▶ _Stored data_:
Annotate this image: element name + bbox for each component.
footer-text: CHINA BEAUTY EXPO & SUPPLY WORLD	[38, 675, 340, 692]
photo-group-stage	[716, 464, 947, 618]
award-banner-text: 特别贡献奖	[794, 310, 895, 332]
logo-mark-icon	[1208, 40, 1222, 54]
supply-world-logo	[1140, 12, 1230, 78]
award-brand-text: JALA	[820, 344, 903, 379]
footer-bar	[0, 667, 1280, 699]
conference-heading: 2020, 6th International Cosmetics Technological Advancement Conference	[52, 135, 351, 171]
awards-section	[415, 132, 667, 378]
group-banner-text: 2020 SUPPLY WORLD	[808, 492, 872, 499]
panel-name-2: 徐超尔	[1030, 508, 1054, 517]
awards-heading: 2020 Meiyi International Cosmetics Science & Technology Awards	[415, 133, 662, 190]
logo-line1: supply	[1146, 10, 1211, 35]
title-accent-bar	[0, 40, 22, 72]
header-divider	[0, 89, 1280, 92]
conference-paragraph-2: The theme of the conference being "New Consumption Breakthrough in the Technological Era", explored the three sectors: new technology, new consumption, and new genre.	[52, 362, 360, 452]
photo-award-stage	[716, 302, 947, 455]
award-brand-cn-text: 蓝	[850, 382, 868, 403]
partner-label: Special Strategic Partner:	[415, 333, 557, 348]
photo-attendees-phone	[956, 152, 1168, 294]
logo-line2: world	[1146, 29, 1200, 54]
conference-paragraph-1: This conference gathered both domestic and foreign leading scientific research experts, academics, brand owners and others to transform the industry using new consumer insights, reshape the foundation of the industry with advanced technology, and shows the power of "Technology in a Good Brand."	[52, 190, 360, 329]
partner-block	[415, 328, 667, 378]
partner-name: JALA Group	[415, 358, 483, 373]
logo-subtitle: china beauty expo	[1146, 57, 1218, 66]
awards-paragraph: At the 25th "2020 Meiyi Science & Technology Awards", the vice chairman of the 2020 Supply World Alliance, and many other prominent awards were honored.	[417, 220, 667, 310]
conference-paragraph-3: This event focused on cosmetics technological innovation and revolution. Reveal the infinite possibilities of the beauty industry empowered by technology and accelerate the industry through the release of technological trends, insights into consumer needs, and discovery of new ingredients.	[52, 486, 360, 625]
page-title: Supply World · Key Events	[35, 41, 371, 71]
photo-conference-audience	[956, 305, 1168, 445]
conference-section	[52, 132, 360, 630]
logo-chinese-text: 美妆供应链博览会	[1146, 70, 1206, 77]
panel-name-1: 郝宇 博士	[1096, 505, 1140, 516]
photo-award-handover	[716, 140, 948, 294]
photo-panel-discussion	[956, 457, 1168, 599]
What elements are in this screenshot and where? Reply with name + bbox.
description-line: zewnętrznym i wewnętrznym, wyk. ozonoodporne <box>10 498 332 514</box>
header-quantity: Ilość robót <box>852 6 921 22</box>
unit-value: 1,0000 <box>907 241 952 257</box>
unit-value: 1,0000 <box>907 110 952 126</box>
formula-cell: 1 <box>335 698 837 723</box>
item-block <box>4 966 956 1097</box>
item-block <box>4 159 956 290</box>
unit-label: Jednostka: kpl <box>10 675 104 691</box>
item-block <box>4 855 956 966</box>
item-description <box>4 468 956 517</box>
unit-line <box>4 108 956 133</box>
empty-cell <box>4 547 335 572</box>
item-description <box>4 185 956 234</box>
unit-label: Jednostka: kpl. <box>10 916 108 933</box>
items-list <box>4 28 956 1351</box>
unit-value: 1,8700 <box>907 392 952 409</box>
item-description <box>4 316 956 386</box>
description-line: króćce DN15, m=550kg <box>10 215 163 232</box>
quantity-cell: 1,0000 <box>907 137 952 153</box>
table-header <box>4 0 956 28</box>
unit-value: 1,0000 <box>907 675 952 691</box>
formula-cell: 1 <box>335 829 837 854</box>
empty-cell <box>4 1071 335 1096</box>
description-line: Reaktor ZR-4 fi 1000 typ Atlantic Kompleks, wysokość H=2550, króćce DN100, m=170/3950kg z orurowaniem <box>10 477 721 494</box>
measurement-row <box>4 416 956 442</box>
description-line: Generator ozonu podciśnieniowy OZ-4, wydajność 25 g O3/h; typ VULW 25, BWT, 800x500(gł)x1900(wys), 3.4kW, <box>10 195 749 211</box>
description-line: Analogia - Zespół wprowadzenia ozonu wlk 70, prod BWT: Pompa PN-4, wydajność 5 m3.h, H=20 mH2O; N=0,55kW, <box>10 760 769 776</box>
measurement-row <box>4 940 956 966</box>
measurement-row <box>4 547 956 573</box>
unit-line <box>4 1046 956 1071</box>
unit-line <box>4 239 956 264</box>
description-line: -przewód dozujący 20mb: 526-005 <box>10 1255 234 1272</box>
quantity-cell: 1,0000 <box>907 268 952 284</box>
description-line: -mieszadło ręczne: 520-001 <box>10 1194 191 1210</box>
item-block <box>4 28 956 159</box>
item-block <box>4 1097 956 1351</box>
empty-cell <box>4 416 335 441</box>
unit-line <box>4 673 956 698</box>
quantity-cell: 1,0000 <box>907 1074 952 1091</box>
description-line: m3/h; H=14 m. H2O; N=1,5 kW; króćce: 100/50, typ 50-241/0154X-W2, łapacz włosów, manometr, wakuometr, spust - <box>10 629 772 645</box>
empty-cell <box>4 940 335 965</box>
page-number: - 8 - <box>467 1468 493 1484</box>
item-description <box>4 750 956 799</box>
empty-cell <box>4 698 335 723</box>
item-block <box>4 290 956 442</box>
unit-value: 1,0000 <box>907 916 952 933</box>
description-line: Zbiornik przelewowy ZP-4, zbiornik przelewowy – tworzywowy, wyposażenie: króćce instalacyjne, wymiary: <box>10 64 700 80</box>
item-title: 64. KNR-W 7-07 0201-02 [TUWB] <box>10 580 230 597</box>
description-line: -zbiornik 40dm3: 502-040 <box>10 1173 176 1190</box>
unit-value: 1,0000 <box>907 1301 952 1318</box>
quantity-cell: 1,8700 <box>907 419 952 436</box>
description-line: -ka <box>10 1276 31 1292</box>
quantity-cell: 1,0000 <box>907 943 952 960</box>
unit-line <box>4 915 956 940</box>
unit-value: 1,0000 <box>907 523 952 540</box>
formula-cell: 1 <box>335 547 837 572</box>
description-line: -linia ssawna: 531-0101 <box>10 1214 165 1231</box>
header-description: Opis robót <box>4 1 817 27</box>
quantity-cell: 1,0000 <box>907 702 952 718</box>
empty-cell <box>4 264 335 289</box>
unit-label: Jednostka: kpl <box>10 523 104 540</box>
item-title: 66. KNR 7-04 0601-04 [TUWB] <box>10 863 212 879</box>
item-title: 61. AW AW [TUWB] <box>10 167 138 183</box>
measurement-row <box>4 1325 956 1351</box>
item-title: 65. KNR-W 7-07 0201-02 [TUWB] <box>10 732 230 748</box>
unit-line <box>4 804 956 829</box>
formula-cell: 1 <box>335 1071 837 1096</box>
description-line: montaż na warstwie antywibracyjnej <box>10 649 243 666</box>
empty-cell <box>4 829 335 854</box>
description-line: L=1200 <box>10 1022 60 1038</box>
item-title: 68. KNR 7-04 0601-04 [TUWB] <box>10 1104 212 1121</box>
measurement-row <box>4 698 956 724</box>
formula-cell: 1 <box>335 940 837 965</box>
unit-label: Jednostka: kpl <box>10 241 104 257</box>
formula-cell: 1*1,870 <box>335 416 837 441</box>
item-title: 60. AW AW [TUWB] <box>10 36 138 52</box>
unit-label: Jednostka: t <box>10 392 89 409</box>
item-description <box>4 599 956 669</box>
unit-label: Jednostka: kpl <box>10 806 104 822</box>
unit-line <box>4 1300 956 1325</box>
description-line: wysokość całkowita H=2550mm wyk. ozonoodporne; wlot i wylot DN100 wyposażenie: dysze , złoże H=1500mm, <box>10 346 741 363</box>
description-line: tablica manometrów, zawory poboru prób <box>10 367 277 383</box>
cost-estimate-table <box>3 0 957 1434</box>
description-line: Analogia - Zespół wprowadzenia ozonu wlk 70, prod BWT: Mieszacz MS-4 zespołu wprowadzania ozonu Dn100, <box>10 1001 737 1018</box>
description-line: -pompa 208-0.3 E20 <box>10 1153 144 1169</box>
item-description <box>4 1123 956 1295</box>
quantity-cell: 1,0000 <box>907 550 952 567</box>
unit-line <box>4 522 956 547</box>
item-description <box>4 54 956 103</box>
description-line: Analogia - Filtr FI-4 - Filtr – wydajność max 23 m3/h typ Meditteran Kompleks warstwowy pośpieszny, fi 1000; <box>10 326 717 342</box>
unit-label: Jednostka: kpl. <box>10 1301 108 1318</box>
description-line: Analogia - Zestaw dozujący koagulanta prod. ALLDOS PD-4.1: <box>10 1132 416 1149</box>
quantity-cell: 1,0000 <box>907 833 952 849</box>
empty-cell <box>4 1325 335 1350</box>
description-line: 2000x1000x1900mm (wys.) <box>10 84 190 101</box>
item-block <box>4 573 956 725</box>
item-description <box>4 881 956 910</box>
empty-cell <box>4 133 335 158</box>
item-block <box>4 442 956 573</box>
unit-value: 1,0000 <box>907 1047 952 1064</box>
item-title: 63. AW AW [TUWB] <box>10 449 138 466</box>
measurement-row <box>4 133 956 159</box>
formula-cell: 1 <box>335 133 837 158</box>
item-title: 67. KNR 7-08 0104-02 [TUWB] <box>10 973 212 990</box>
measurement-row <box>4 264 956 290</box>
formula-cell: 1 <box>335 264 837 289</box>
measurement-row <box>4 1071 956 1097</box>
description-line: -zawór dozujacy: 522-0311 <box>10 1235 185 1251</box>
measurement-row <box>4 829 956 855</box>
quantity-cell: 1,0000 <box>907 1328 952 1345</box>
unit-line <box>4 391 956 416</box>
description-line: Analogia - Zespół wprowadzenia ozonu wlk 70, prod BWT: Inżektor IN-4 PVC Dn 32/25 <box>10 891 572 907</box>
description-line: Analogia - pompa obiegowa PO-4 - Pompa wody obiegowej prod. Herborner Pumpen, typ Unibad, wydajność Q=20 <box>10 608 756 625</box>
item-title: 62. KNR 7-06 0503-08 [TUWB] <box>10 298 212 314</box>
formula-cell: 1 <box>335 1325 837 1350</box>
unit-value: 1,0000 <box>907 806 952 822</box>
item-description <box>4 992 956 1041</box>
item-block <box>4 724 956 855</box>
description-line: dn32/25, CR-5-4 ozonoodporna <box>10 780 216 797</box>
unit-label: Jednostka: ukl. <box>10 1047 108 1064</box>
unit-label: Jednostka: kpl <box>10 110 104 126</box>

▶ _Given exercise_:
Begin at the first line of the entries and stop after the line that contains "89, 1280, 92]". Output those lines as a numbered list with any blank lines left out.

▶ _Answer to the task_:
1. Annotate this image: element name + bbox for each component.
2. footer-text: CHINA BEAUTY EXPO & SUPPLY WORLD	[38, 675, 340, 692]
3. photo-group-stage	[716, 464, 947, 618]
4. award-banner-text: 特别贡献奖	[794, 310, 895, 332]
5. logo-mark-icon	[1208, 40, 1222, 54]
6. supply-world-logo	[1140, 12, 1230, 78]
7. award-brand-text: JALA	[820, 344, 903, 379]
8. footer-bar	[0, 667, 1280, 699]
9. conference-heading: 2020, 6th International Cosmetics Technological Advancement Conference	[52, 135, 351, 171]
10. awards-section	[415, 132, 667, 378]
11. group-banner-text: 2020 SUPPLY WORLD	[808, 492, 872, 499]
12. panel-name-2: 徐超尔	[1030, 508, 1054, 517]
13. awards-heading: 2020 Meiyi International Cosmetics Science & Technology Awards	[415, 133, 662, 190]
14. logo-line1: supply	[1146, 10, 1211, 35]
15. title-accent-bar	[0, 40, 22, 72]
16. header-divider	[0, 89, 1280, 92]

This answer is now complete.